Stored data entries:

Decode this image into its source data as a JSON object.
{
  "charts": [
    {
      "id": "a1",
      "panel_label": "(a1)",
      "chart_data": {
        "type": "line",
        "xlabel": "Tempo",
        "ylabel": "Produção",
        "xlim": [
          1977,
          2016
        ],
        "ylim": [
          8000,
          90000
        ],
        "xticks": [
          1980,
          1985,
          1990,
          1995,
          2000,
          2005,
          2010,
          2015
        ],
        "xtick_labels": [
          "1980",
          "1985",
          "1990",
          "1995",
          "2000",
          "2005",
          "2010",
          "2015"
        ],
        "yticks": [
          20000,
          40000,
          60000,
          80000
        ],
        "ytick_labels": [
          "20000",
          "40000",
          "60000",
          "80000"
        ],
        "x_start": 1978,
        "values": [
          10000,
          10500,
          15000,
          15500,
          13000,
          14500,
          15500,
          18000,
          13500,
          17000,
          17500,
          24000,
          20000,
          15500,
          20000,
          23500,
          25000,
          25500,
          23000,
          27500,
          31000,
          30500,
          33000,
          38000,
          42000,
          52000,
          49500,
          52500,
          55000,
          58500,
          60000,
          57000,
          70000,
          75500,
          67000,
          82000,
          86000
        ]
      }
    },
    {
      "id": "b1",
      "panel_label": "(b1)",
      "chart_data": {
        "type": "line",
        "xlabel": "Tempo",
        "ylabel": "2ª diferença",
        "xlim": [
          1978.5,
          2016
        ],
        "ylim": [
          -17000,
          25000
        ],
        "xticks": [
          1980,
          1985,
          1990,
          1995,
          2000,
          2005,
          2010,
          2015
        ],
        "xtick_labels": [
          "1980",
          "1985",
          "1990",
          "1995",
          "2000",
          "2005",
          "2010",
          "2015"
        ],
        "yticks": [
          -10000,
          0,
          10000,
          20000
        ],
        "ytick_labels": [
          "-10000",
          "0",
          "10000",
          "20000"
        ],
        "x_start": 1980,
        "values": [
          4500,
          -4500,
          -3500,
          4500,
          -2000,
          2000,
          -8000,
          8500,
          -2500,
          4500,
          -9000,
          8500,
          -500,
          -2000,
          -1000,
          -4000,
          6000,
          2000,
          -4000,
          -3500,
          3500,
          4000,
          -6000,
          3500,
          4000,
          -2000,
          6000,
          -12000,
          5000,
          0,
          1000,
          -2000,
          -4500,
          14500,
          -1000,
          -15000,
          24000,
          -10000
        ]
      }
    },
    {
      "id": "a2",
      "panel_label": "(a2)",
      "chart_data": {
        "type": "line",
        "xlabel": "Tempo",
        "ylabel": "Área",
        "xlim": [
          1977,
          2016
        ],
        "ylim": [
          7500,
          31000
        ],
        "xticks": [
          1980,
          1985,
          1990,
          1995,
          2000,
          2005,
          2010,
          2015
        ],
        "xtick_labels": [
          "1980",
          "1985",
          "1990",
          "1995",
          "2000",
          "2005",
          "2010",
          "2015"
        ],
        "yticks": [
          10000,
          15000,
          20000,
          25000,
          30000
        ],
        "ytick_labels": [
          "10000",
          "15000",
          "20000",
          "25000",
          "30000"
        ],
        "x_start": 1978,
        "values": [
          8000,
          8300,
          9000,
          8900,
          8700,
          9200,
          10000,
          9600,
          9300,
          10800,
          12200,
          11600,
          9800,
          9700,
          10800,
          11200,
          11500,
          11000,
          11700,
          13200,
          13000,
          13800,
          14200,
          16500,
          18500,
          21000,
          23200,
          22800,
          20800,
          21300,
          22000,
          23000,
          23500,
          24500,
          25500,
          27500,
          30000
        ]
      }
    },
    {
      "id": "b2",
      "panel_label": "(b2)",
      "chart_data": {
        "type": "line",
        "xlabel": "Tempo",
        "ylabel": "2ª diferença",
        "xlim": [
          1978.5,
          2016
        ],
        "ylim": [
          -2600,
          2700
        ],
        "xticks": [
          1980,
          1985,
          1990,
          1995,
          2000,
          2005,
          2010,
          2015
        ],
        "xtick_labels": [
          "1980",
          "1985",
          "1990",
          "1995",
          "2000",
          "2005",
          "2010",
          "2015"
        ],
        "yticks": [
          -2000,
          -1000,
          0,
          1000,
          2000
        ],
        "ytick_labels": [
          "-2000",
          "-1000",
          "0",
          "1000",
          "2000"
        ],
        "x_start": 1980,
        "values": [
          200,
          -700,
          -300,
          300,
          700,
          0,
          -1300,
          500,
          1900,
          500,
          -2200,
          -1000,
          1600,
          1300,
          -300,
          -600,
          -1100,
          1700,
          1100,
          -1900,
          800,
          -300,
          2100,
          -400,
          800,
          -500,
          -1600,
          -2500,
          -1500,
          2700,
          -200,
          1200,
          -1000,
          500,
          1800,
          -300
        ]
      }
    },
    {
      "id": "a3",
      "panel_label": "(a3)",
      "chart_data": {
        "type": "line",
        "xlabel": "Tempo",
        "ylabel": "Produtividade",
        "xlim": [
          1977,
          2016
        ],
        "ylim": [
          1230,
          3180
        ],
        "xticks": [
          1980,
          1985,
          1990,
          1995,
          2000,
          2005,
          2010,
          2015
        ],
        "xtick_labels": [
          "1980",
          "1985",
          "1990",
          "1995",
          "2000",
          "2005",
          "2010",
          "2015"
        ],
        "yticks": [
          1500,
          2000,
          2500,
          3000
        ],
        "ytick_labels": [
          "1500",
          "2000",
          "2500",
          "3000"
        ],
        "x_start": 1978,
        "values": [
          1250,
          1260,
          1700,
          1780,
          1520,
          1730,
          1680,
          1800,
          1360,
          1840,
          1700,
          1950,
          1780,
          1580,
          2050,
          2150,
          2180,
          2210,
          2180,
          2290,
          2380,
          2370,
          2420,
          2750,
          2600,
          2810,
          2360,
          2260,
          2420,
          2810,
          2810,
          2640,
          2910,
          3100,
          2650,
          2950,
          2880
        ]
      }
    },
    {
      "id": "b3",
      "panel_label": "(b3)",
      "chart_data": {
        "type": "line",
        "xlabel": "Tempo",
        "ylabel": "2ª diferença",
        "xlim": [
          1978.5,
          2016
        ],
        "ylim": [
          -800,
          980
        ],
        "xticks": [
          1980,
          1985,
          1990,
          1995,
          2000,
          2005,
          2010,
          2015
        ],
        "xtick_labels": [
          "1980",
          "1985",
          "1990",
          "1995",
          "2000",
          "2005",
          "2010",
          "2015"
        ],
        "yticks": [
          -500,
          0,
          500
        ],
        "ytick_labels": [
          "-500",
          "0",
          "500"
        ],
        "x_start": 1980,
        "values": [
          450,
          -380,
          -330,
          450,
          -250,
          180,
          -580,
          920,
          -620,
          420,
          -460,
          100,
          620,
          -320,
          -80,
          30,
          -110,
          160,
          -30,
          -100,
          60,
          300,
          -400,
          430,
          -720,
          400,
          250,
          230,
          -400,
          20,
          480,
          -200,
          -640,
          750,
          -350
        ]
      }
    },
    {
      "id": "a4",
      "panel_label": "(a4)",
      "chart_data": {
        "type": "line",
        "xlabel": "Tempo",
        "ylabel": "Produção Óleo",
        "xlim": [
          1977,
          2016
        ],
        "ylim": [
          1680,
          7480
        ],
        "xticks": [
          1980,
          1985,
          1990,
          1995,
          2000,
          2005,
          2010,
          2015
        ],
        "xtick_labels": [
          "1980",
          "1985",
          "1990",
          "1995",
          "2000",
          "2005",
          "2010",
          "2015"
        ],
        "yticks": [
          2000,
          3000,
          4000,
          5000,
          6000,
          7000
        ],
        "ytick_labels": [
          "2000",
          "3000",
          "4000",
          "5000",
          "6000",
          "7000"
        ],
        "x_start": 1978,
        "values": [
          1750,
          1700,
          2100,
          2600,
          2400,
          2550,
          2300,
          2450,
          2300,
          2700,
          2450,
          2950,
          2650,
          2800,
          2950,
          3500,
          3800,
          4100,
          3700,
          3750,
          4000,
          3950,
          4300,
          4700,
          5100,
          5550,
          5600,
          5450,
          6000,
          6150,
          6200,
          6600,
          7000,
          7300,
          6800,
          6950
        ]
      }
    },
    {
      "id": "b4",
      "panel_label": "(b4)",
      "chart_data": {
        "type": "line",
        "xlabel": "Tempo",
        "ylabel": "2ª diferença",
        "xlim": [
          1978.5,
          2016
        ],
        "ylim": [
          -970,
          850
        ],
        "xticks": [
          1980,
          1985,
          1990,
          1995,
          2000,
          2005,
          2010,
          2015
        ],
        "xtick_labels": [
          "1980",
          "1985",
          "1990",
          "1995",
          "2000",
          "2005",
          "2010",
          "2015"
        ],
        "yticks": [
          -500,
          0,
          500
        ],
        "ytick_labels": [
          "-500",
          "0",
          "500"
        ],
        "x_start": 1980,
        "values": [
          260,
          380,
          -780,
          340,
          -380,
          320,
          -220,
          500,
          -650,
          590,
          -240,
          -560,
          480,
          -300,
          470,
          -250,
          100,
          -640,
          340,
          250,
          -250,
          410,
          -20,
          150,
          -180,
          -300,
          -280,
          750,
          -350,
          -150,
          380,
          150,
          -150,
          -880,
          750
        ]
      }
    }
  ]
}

Exercise details: All lines of the data above that include the word "Produção" must be shown.

Task result:
        "ylabel": "Produção",
        "ylabel": "Produção Óleo",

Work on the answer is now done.